STATED EXERCISE:
Exclude the pictures, then repeat the remaining data exactly.

Chart and figure data
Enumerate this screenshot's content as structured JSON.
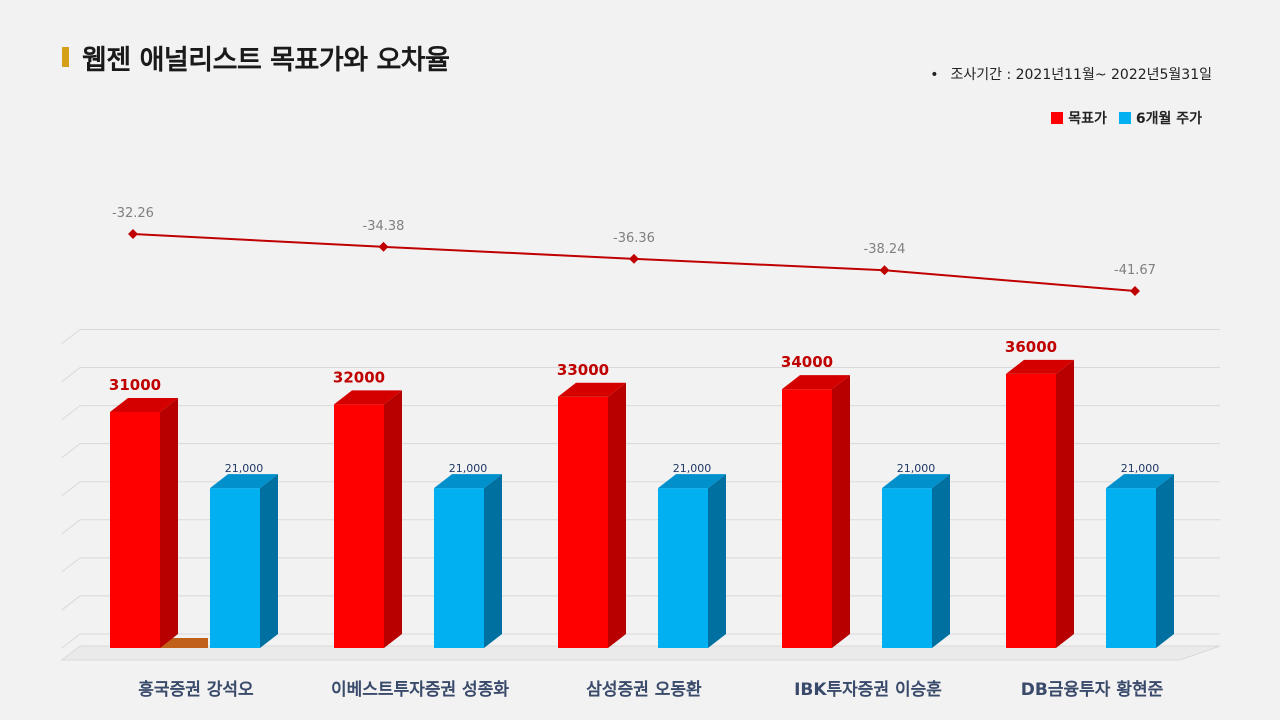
{
  "page": {
    "title": "웹젠 애널리스트 목표가와 오차율",
    "period_bullet": "•",
    "period": "조사기간 : 2021년11월~ 2022년5월31일"
  },
  "colors": {
    "target_front": "#ff0000",
    "target_side": "#b80000",
    "target_top": "#d40000",
    "price_front": "#00b0f0",
    "price_side": "#0070a0",
    "price_top": "#0090cc",
    "line": "#c00000",
    "accent_bar": "#d4a017",
    "empty_base": "#c0601a"
  },
  "chart_data": {
    "type": "bar",
    "categories": [
      "흥국증권 강석오",
      "이베스트투자증권 성종화",
      "삼성증권 오동환",
      "IBK투자증권 이승훈",
      "DB금융투자 황현준"
    ],
    "series": [
      {
        "name": "목표가",
        "values": [
          31000,
          32000,
          33000,
          34000,
          36000
        ],
        "labels": [
          "31000",
          "32000",
          "33000",
          "34000",
          "36000"
        ]
      },
      {
        "name": "6개월 주가",
        "values": [
          21000,
          21000,
          21000,
          21000,
          21000
        ],
        "labels": [
          "21,000",
          "21,000",
          "21,000",
          "21,000",
          "21,000"
        ]
      }
    ],
    "error_rate": {
      "type": "line",
      "values": [
        -32.26,
        -34.38,
        -36.36,
        -38.24,
        -41.67
      ],
      "labels": [
        "-32.26",
        "-34.38",
        "-36.36",
        "-38.24",
        "-41.67"
      ]
    },
    "ylim": [
      0,
      40000
    ],
    "grid": true,
    "legend_position": "top-right",
    "style": "3d-column"
  }
}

EXERCISE ANSWER:
Enumerate this screenshot's content as structured JSON.
{
  "page": {
    "title": "웹젠 애널리스트 목표가와 오차율",
    "period_bullet": "•",
    "period": "조사기간 : 2021년11월~ 2022년5월31일"
  },
  "colors": {
    "target_front": "#ff0000",
    "target_side": "#b80000",
    "target_top": "#d40000",
    "price_front": "#00b0f0",
    "price_side": "#0070a0",
    "price_top": "#0090cc",
    "line": "#c00000",
    "accent_bar": "#d4a017",
    "empty_base": "#c0601a"
  },
  "chart_data": {
    "type": "bar",
    "categories": [
      "흥국증권 강석오",
      "이베스트투자증권 성종화",
      "삼성증권 오동환",
      "IBK투자증권 이승훈",
      "DB금융투자 황현준"
    ],
    "series": [
      {
        "name": "목표가",
        "values": [
          31000,
          32000,
          33000,
          34000,
          36000
        ],
        "labels": [
          "31000",
          "32000",
          "33000",
          "34000",
          "36000"
        ]
      },
      {
        "name": "6개월 주가",
        "values": [
          21000,
          21000,
          21000,
          21000,
          21000
        ],
        "labels": [
          "21,000",
          "21,000",
          "21,000",
          "21,000",
          "21,000"
        ]
      }
    ],
    "error_rate": {
      "type": "line",
      "values": [
        -32.26,
        -34.38,
        -36.36,
        -38.24,
        -41.67
      ],
      "labels": [
        "-32.26",
        "-34.38",
        "-36.36",
        "-38.24",
        "-41.67"
      ]
    },
    "ylim": [
      0,
      40000
    ],
    "grid": true,
    "legend_position": "top-right",
    "style": "3d-column"
  }
}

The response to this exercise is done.